ACTIVITY 1:
In the knee pain article, why can cycling be the worst activity for tight hips?
ACTIVITY 2:
Pick up the article on knee pain and biomechanics where it stops, and continue it in the same voice.

Learn how to better protect your knees by reading this article featured on TriEdge.net.
Knee pain is no stranger to athletes of all kinds. Running, in particular, often gets a bad rap for creating knee pain. However, knee pain isn’t created from running, it ‘s more about the biomechanics while running, cycling, hiking, skiing, and even sitting.
What you do in your daily life makes up your biomechanics. So if you have a desk job, most likely you are stiff and tight in your hips and hamstrings from the continuous habit of sitting. After a long day of sitting, it is challenging to immediately open the hips and lengthen the hamstrings. So if you head out for a run right after a day at work, you will most likely lean your upper body slightly forward to compensate. You may not even feel it until reading this article and begin to notice. You may even simply jet your head out slightly which will have the same affect. Such a slight bend forward will allow the hips and hamstrings to remain tight which then pulls on the knees. It is utterly impossible to lengthen your leg behind oneself with tight hips. So the tight hips and hamstrings, keep the knees slightly bent which increases direct pressure through the knees. So is it really the running, or sitting at the desk all day that brings pressure and pain to the knees? The same goes for avid cyclists and skiers. Both of these activities tighten the hips due to the incredible demand on quadriceps and hamstrings. In fact, cycling can be the worst because you never get to fully extend the leg while spinning. Many specialists suggest cycling will help prevent knee problems. I heartily disagree if you don’t properly stretch after a ride or spin class. In fact, sitting on a bike with the hip area closed for long periods of time not only tightens the hips tremendously but tightens the hamstrings, which directly adds pressure to the knee joint.
Over a period of time, without proper stretching, the knees can begin to feel stiff and painful when you have lost the ability to fully extend your leg. I know, how many times have you been told to stretch? Many. So stretch. It is critical to stretch all the muscles deep in the pelvic area to avoid knee pain. In addition, as I mentioned earlier, it is critical to open up the mid-back, thoracic spine area to keep the knees pain free. Think of the entire body. To notice, feel and become aware of how you feel in your upper body as well as your lower body. Are your shoulders rounded? Does your head feel forward? Are you able to extend your leg fully behind yourself?

SUPPLIED RECORDS:
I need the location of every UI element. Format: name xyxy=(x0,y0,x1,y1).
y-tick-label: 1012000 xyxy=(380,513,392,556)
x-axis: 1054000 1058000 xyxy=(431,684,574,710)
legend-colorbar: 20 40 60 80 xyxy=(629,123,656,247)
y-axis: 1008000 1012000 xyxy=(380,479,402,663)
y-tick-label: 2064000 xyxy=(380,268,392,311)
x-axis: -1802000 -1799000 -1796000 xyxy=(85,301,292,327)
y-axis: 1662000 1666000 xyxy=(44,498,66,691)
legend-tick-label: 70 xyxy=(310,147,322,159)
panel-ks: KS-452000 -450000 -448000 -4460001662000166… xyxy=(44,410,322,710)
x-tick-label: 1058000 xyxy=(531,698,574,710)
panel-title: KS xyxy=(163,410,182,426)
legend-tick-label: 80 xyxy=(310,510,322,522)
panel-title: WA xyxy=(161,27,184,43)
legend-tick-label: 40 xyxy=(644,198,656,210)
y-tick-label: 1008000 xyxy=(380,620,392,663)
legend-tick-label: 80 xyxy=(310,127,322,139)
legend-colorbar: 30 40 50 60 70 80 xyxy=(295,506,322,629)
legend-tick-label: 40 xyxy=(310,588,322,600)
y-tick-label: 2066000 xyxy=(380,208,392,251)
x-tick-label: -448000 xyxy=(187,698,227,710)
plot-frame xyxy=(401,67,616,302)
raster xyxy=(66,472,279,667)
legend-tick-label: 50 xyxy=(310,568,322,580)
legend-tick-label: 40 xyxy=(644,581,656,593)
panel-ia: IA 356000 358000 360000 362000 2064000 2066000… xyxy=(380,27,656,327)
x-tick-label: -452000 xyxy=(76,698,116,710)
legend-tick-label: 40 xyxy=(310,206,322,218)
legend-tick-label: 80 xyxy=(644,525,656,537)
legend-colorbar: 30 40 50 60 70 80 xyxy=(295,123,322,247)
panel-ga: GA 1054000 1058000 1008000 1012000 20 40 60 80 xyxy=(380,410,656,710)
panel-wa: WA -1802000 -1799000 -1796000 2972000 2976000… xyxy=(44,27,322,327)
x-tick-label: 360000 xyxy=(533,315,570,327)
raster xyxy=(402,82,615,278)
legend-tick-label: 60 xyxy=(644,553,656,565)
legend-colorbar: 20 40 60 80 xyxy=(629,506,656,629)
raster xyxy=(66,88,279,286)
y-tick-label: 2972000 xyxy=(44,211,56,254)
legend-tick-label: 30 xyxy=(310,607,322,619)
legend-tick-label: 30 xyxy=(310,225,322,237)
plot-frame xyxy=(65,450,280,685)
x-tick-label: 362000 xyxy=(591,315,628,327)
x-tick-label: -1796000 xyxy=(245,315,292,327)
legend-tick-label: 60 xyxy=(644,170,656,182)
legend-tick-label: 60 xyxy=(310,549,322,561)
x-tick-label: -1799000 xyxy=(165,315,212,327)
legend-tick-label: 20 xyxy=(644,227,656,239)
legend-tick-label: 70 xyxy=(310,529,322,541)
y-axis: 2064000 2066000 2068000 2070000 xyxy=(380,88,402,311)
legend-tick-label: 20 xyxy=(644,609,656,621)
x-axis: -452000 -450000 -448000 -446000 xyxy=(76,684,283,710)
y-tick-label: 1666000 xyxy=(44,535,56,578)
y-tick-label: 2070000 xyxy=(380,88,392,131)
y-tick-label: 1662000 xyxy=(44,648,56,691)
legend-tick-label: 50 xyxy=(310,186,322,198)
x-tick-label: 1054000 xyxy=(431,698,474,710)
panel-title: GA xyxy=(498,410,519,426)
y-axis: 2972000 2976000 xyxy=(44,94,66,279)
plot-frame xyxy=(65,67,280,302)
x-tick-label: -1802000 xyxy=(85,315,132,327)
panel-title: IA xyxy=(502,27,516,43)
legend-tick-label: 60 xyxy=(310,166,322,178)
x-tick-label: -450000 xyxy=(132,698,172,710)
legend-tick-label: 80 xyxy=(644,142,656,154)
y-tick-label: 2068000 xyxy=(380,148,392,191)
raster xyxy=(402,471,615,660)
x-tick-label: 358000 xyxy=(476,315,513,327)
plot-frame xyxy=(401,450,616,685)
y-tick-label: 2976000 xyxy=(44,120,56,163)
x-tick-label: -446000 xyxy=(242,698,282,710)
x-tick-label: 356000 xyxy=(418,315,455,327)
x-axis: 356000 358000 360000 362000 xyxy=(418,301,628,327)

RESPONSE 1:
Because you never get to fully extend the leg while spinning.

RESPONSE 2:
There are several ways to stretch effectively. One is to go to a stretch class, or a yoga class. Secondly, you can stretch on your own. To do so, you must make the time; go slow, and be consistent. What is most important is to stretch after the activity whether it’s running, skiing, cycling, or just a long day at the office. Here are a few simple “active” stretches you can do at home:
The first one will help determine how tight your hips are. Lie on your stomach. Begin by bending your right knee so the right foot is directed towards the ceiling. Slide your right hand, palm up, under your right hip joint; this is where you will feel the front of the pelvis and the gap where the femur inserts into the pelvis. Now, press down with the hip, bring pressure onto your hand. Most of us will notice immediately, this area is away from your hand. Some of you may find it very difficult to press the hip down onto the hand. This tells you how tight your hip is. Repeat this movement holding down for 10-15 seconds then releasing. Repeat 5-10 times.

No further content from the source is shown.